§ **What this task involves**:
Copy out the listing below word for word, from its first line up to and including the line that contains "palette-swatch[interactable] [61, 875, 76, 902]".

§ **Data rows**:
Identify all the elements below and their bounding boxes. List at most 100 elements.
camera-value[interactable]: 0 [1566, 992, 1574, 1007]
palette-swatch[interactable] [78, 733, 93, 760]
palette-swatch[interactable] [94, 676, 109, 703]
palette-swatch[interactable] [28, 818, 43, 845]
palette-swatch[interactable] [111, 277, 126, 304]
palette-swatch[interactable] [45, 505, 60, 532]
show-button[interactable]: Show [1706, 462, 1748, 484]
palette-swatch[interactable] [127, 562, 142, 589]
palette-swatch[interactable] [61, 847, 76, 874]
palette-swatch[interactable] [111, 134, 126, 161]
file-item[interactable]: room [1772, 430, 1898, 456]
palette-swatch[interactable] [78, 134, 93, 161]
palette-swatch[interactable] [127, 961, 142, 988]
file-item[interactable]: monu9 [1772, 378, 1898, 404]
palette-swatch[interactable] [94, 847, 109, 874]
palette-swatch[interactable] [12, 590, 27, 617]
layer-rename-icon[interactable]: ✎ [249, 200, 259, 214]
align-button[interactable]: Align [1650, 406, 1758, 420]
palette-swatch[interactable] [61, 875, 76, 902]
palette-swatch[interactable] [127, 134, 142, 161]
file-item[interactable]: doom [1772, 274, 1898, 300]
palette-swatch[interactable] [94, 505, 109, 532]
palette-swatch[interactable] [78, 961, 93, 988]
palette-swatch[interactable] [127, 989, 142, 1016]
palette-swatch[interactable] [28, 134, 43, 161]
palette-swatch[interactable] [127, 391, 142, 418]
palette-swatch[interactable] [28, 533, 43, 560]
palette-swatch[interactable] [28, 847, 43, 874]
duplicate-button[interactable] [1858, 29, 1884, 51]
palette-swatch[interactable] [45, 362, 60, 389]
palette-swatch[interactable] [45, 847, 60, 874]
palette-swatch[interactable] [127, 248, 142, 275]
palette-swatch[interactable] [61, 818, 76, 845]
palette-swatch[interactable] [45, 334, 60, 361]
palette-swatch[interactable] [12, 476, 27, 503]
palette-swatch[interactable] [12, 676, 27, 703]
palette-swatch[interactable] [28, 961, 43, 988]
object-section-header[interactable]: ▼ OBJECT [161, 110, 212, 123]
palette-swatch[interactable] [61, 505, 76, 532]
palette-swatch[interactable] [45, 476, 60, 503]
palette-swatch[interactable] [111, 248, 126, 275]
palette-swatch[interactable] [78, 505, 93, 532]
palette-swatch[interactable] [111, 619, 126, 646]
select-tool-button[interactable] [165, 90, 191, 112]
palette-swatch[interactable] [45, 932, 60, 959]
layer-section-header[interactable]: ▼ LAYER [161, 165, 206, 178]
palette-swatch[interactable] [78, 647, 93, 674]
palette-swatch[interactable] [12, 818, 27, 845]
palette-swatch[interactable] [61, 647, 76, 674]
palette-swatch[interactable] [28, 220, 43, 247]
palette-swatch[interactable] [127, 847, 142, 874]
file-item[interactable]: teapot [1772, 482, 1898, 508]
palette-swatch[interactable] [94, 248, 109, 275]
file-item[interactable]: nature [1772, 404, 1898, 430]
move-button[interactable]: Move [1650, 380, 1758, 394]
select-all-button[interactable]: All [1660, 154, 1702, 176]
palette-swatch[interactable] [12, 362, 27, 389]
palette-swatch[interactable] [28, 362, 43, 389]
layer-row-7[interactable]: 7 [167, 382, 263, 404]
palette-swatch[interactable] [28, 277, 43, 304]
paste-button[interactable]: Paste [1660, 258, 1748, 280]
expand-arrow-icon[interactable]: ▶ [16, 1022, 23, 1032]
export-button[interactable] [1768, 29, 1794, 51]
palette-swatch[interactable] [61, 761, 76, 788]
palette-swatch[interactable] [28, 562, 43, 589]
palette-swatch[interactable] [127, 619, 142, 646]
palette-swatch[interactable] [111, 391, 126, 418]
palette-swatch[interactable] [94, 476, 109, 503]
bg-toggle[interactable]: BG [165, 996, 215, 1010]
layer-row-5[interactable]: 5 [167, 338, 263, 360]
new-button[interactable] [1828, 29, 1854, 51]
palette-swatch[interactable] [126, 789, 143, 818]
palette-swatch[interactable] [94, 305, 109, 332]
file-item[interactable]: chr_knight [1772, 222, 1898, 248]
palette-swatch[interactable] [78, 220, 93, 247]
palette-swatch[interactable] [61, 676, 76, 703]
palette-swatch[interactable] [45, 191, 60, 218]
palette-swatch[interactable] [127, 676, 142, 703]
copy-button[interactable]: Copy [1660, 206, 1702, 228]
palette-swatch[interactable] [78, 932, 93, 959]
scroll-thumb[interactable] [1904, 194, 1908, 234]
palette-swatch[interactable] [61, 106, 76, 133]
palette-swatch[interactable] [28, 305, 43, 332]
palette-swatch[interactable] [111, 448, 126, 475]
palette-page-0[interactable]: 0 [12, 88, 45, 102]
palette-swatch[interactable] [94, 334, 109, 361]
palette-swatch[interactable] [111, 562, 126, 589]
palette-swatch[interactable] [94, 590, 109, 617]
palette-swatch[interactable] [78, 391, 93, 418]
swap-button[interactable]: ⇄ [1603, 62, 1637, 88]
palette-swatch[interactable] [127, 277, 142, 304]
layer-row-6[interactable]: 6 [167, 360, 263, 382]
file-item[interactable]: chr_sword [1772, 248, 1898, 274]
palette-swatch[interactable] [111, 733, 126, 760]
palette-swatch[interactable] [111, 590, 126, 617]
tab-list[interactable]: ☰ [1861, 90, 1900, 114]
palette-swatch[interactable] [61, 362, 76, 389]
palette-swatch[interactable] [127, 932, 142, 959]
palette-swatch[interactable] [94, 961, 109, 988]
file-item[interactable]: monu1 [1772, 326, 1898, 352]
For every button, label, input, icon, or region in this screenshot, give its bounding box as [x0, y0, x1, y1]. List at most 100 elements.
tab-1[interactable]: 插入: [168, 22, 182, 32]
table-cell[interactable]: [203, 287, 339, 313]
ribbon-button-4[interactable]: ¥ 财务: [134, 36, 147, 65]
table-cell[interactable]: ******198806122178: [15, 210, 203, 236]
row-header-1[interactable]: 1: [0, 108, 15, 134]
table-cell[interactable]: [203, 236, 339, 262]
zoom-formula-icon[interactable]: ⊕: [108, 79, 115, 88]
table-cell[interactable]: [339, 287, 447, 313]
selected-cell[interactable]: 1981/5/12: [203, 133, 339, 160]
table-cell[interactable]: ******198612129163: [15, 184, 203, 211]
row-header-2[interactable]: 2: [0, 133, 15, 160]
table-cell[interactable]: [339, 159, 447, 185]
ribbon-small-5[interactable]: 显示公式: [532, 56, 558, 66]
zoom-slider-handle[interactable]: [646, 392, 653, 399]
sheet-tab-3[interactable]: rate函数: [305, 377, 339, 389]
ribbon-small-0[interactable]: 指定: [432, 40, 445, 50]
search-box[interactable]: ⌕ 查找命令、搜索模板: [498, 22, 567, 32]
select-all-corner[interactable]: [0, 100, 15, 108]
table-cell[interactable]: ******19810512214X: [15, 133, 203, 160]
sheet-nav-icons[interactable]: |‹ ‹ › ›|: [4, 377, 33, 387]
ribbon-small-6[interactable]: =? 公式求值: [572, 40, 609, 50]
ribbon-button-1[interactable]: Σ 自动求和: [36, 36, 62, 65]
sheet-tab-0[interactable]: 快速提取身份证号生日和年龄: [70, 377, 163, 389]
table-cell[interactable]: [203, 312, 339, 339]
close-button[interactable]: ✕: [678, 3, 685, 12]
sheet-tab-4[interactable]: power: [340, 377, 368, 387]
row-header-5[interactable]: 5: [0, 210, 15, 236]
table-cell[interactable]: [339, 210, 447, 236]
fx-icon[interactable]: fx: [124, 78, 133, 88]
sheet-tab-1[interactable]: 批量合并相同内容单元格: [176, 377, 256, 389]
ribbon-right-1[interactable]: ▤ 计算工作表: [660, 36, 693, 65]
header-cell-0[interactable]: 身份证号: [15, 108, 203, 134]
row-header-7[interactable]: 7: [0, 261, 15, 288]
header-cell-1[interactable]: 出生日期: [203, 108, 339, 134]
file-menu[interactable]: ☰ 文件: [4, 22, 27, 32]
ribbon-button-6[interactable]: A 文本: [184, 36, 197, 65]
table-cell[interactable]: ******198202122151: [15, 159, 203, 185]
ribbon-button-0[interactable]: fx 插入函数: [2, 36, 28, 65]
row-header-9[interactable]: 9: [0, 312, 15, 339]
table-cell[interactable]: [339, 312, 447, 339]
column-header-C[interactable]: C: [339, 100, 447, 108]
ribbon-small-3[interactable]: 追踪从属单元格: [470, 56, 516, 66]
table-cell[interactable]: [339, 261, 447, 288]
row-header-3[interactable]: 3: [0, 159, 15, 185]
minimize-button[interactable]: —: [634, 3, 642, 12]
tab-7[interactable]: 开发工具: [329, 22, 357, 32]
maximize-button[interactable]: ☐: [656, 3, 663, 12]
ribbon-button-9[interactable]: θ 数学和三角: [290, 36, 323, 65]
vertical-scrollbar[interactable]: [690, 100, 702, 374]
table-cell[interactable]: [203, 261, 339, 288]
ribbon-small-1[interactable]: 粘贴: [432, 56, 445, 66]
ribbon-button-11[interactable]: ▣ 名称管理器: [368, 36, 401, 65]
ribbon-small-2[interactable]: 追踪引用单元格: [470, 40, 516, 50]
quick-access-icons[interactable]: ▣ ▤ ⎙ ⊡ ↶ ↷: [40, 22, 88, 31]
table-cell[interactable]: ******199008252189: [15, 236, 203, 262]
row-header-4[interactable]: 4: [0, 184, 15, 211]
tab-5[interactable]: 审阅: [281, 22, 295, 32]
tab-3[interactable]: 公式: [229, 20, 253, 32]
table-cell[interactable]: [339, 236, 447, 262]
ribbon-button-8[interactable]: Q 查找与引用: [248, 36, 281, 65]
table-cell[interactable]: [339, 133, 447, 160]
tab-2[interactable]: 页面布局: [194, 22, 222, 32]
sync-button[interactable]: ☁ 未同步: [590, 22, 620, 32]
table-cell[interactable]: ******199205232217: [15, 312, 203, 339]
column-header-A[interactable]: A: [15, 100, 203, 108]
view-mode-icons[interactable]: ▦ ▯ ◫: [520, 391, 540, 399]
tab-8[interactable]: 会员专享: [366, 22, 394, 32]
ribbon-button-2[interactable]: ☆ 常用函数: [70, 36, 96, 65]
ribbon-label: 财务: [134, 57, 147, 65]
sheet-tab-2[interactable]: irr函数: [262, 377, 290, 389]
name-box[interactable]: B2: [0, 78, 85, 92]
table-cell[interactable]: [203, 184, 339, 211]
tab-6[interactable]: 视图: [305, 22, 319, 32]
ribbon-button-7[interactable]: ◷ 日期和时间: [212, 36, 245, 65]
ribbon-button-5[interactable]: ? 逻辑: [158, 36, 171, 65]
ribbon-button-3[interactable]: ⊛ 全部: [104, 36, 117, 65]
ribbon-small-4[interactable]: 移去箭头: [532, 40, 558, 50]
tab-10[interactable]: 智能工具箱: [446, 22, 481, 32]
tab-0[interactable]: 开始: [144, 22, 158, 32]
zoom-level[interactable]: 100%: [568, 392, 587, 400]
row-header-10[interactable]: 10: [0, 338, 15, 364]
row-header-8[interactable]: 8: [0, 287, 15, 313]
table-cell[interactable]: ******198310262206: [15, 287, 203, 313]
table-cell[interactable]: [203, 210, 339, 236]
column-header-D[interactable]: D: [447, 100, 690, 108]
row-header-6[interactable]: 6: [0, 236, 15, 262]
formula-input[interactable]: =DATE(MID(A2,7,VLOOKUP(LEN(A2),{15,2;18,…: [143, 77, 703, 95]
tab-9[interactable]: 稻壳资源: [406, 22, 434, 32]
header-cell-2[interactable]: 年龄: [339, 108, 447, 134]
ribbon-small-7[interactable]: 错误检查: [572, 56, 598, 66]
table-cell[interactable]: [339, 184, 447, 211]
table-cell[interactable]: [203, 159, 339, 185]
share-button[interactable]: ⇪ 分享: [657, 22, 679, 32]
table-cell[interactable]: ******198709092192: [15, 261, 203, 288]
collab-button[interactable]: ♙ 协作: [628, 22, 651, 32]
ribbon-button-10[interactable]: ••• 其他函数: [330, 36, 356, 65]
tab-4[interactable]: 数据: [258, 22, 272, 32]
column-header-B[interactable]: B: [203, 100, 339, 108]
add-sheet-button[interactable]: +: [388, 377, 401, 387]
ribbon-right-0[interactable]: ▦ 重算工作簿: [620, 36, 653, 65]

§ **Exercise response**:
Identify all the elements below and their bounding boxes. List at most 100 elements.
camera-value[interactable]: 0 [1566, 992, 1574, 1007]
palette-swatch[interactable] [78, 733, 93, 760]
palette-swatch[interactable] [94, 676, 109, 703]
palette-swatch[interactable] [28, 818, 43, 845]
palette-swatch[interactable] [111, 277, 126, 304]
palette-swatch[interactable] [45, 505, 60, 532]
show-button[interactable]: Show [1706, 462, 1748, 484]
palette-swatch[interactable] [127, 562, 142, 589]
palette-swatch[interactable] [61, 847, 76, 874]
palette-swatch[interactable] [111, 134, 126, 161]
file-item[interactable]: room [1772, 430, 1898, 456]
palette-swatch[interactable] [78, 134, 93, 161]
palette-swatch[interactable] [127, 961, 142, 988]
file-item[interactable]: monu9 [1772, 378, 1898, 404]
palette-swatch[interactable] [94, 847, 109, 874]
palette-swatch[interactable] [12, 590, 27, 617]
layer-rename-icon[interactable]: ✎ [249, 200, 259, 214]
align-button[interactable]: Align [1650, 406, 1758, 420]
palette-swatch[interactable] [61, 875, 76, 902]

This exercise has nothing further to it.